__EXERCISE__. Exactly as they appear, output all of the entries.

--

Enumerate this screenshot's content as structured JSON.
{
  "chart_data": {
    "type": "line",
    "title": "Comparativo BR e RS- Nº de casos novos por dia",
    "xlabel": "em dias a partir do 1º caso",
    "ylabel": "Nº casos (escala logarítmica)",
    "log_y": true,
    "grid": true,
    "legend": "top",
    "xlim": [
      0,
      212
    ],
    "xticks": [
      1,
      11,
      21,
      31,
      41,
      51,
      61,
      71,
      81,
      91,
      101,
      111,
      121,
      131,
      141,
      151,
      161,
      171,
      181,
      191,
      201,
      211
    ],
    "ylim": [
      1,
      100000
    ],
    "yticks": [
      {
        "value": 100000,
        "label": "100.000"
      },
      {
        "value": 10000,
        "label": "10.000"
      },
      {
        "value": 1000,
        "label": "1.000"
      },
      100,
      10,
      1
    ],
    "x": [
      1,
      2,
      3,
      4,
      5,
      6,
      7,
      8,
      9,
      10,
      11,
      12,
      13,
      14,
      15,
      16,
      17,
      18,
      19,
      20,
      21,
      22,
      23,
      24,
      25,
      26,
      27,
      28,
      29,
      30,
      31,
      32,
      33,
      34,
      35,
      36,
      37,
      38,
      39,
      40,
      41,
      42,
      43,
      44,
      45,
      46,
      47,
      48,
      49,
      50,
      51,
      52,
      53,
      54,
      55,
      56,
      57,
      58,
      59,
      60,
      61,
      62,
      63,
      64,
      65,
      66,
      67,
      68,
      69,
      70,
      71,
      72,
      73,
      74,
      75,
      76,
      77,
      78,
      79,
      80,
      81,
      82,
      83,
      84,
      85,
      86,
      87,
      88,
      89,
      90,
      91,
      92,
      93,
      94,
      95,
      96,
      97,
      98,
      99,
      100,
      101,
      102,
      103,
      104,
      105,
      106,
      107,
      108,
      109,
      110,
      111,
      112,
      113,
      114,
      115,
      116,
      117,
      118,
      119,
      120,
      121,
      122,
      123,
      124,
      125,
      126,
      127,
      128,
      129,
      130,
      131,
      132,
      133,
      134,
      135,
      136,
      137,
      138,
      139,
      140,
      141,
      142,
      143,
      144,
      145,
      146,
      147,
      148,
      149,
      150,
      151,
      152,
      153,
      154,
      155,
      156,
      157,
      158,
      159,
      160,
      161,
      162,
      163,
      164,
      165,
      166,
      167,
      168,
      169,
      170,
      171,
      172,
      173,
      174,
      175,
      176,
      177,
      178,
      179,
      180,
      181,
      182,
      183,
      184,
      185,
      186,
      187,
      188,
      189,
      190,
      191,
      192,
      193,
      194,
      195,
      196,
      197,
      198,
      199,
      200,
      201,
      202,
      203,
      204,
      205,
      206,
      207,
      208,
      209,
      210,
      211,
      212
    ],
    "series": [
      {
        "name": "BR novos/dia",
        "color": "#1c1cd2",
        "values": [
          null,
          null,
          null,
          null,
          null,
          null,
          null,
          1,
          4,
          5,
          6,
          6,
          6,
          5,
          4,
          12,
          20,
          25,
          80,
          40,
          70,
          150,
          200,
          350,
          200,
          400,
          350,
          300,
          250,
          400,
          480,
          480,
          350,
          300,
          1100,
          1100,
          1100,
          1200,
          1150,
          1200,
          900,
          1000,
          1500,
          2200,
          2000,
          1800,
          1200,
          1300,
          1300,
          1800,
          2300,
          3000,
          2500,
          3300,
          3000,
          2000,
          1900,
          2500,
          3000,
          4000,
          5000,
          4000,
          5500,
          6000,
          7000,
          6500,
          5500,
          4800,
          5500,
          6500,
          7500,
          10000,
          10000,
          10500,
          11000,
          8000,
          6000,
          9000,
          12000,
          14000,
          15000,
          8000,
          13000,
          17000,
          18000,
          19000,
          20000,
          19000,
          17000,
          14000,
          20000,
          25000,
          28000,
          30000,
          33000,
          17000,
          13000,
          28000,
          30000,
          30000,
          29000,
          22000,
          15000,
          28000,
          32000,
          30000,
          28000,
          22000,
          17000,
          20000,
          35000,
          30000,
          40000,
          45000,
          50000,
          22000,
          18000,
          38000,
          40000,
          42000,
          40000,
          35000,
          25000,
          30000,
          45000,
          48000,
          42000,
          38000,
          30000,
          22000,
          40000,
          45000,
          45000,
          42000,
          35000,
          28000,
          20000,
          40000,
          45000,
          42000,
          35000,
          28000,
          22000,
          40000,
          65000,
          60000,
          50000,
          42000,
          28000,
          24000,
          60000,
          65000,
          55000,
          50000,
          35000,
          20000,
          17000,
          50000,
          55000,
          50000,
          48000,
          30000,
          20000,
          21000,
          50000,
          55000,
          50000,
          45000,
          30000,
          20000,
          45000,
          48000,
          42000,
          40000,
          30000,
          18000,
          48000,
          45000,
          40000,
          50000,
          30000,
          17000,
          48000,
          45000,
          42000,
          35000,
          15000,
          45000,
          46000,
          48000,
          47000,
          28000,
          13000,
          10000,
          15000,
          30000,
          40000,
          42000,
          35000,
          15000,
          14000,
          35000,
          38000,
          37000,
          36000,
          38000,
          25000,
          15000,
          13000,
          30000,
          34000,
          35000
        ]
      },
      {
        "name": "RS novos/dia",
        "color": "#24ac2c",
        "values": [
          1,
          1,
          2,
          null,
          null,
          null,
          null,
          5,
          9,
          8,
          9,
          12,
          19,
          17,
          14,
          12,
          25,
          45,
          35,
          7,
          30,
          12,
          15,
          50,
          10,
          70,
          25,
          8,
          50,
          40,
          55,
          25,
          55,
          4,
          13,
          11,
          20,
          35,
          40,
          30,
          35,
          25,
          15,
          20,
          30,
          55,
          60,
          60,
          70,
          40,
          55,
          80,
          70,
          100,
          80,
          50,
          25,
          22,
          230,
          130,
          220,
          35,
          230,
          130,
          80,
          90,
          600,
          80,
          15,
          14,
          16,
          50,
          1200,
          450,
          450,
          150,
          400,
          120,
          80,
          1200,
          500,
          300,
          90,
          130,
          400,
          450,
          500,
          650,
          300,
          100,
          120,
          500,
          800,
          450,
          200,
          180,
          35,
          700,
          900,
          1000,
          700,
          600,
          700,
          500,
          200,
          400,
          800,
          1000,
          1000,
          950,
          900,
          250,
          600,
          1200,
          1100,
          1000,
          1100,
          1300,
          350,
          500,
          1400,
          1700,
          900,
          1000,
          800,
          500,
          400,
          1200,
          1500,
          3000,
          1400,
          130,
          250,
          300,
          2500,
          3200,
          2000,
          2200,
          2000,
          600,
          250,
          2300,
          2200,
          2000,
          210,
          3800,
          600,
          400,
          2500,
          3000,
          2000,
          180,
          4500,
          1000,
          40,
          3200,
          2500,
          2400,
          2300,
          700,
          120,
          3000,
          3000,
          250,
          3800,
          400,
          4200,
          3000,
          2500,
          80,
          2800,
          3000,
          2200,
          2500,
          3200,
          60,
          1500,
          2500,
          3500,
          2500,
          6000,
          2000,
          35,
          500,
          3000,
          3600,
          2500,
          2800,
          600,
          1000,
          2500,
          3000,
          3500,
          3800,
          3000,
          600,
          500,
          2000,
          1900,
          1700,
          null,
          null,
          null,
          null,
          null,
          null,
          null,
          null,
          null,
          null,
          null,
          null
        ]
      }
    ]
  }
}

--

__SOLUTION TO THIS EXERCISE__.
Enumerate this screenshot's content as structured JSON.
{
  "chart_data": {
    "type": "line",
    "title": "Comparativo BR e RS- Nº de casos novos por dia",
    "xlabel": "em dias a partir do 1º caso",
    "ylabel": "Nº casos (escala logarítmica)",
    "log_y": true,
    "grid": true,
    "legend": "top",
    "xlim": [
      0,
      212
    ],
    "xticks": [
      1,
      11,
      21,
      31,
      41,
      51,
      61,
      71,
      81,
      91,
      101,
      111,
      121,
      131,
      141,
      151,
      161,
      171,
      181,
      191,
      201,
      211
    ],
    "ylim": [
      1,
      100000
    ],
    "yticks": [
      {
        "value": 100000,
        "label": "100.000"
      },
      {
        "value": 10000,
        "label": "10.000"
      },
      {
        "value": 1000,
        "label": "1.000"
      },
      100,
      10,
      1
    ],
    "x": [
      1,
      2,
      3,
      4,
      5,
      6,
      7,
      8,
      9,
      10,
      11,
      12,
      13,
      14,
      15,
      16,
      17,
      18,
      19,
      20,
      21,
      22,
      23,
      24,
      25,
      26,
      27,
      28,
      29,
      30,
      31,
      32,
      33,
      34,
      35,
      36,
      37,
      38,
      39,
      40,
      41,
      42,
      43,
      44,
      45,
      46,
      47,
      48,
      49,
      50,
      51,
      52,
      53,
      54,
      55,
      56,
      57,
      58,
      59,
      60,
      61,
      62,
      63,
      64,
      65,
      66,
      67,
      68,
      69,
      70,
      71,
      72,
      73,
      74,
      75,
      76,
      77,
      78,
      79,
      80,
      81,
      82,
      83,
      84,
      85,
      86,
      87,
      88,
      89,
      90,
      91,
      92,
      93,
      94,
      95,
      96,
      97,
      98,
      99,
      100,
      101,
      102,
      103,
      104,
      105,
      106,
      107,
      108,
      109,
      110,
      111,
      112,
      113,
      114,
      115,
      116,
      117,
      118,
      119,
      120,
      121,
      122,
      123,
      124,
      125,
      126,
      127,
      128,
      129,
      130,
      131,
      132,
      133,
      134,
      135,
      136,
      137,
      138,
      139,
      140,
      141,
      142,
      143,
      144,
      145,
      146,
      147,
      148,
      149,
      150,
      151,
      152,
      153,
      154,
      155,
      156,
      157,
      158,
      159,
      160,
      161,
      162,
      163,
      164,
      165,
      166,
      167,
      168,
      169,
      170,
      171,
      172,
      173,
      174,
      175,
      176,
      177,
      178,
      179,
      180,
      181,
      182,
      183,
      184,
      185,
      186,
      187,
      188,
      189,
      190,
      191,
      192,
      193,
      194,
      195,
      196,
      197,
      198,
      199,
      200,
      201,
      202,
      203,
      204,
      205,
      206,
      207,
      208,
      209,
      210,
      211,
      212
    ],
    "series": [
      {
        "name": "BR novos/dia",
        "color": "#1c1cd2",
        "values": [
          null,
          null,
          null,
          null,
          null,
          null,
          null,
          1,
          4,
          5,
          6,
          6,
          6,
          5,
          4,
          12,
          20,
          25,
          80,
          40,
          70,
          150,
          200,
          350,
          200,
          400,
          350,
          300,
          250,
          400,
          480,
          480,
          350,
          300,
          1100,
          1100,
          1100,
          1200,
          1150,
          1200,
          900,
          1000,
          1500,
          2200,
          2000,
          1800,
          1200,
          1300,
          1300,
          1800,
          2300,
          3000,
          2500,
          3300,
          3000,
          2000,
          1900,
          2500,
          3000,
          4000,
          5000,
          4000,
          5500,
          6000,
          7000,
          6500,
          5500,
          4800,
          5500,
          6500,
          7500,
          10000,
          10000,
          10500,
          11000,
          8000,
          6000,
          9000,
          12000,
          14000,
          15000,
          8000,
          13000,
          17000,
          18000,
          19000,
          20000,
          19000,
          17000,
          14000,
          20000,
          25000,
          28000,
          30000,
          33000,
          17000,
          13000,
          28000,
          30000,
          30000,
          29000,
          22000,
          15000,
          28000,
          32000,
          30000,
          28000,
          22000,
          17000,
          20000,
          35000,
          30000,
          40000,
          45000,
          50000,
          22000,
          18000,
          38000,
          40000,
          42000,
          40000,
          35000,
          25000,
          30000,
          45000,
          48000,
          42000,
          38000,
          30000,
          22000,
          40000,
          45000,
          45000,
          42000,
          35000,
          28000,
          20000,
          40000,
          45000,
          42000,
          35000,
          28000,
          22000,
          40000,
          65000,
          60000,
          50000,
          42000,
          28000,
          24000,
          60000,
          65000,
          55000,
          50000,
          35000,
          20000,
          17000,
          50000,
          55000,
          50000,
          48000,
          30000,
          20000,
          21000,
          50000,
          55000,
          50000,
          45000,
          30000,
          20000,
          45000,
          48000,
          42000,
          40000,
          30000,
          18000,
          48000,
          45000,
          40000,
          50000,
          30000,
          17000,
          48000,
          45000,
          42000,
          35000,
          15000,
          45000,
          46000,
          48000,
          47000,
          28000,
          13000,
          10000,
          15000,
          30000,
          40000,
          42000,
          35000,
          15000,
          14000,
          35000,
          38000,
          37000,
          36000,
          38000,
          25000,
          15000,
          13000,
          30000,
          34000,
          35000
        ]
      },
      {
        "name": "RS novos/dia",
        "color": "#24ac2c",
        "values": [
          1,
          1,
          2,
          null,
          null,
          null,
          null,
          5,
          9,
          8,
          9,
          12,
          19,
          17,
          14,
          12,
          25,
          45,
          35,
          7,
          30,
          12,
          15,
          50,
          10,
          70,
          25,
          8,
          50,
          40,
          55,
          25,
          55,
          4,
          13,
          11,
          20,
          35,
          40,
          30,
          35,
          25,
          15,
          20,
          30,
          55,
          60,
          60,
          70,
          40,
          55,
          80,
          70,
          100,
          80,
          50,
          25,
          22,
          230,
          130,
          220,
          35,
          230,
          130,
          80,
          90,
          600,
          80,
          15,
          14,
          16,
          50,
          1200,
          450,
          450,
          150,
          400,
          120,
          80,
          1200,
          500,
          300,
          90,
          130,
          400,
          450,
          500,
          650,
          300,
          100,
          120,
          500,
          800,
          450,
          200,
          180,
          35,
          700,
          900,
          1000,
          700,
          600,
          700,
          500,
          200,
          400,
          800,
          1000,
          1000,
          950,
          900,
          250,
          600,
          1200,
          1100,
          1000,
          1100,
          1300,
          350,
          500,
          1400,
          1700,
          900,
          1000,
          800,
          500,
          400,
          1200,
          1500,
          3000,
          1400,
          130,
          250,
          300,
          2500,
          3200,
          2000,
          2200,
          2000,
          600,
          250,
          2300,
          2200,
          2000,
          210,
          3800,
          600,
          400,
          2500,
          3000,
          2000,
          180,
          4500,
          1000,
          40,
          3200,
          2500,
          2400,
          2300,
          700,
          120,
          3000,
          3000,
          250,
          3800,
          400,
          4200,
          3000,
          2500,
          80,
          2800,
          3000,
          2200,
          2500,
          3200,
          60,
          1500,
          2500,
          3500,
          2500,
          6000,
          2000,
          35,
          500,
          3000,
          3600,
          2500,
          2800,
          600,
          1000,
          2500,
          3000,
          3500,
          3800,
          3000,
          600,
          500,
          2000,
          1900,
          1700,
          null,
          null,
          null,
          null,
          null,
          null,
          null,
          null,
          null,
          null,
          null,
          null
        ]
      }
    ]
  }
}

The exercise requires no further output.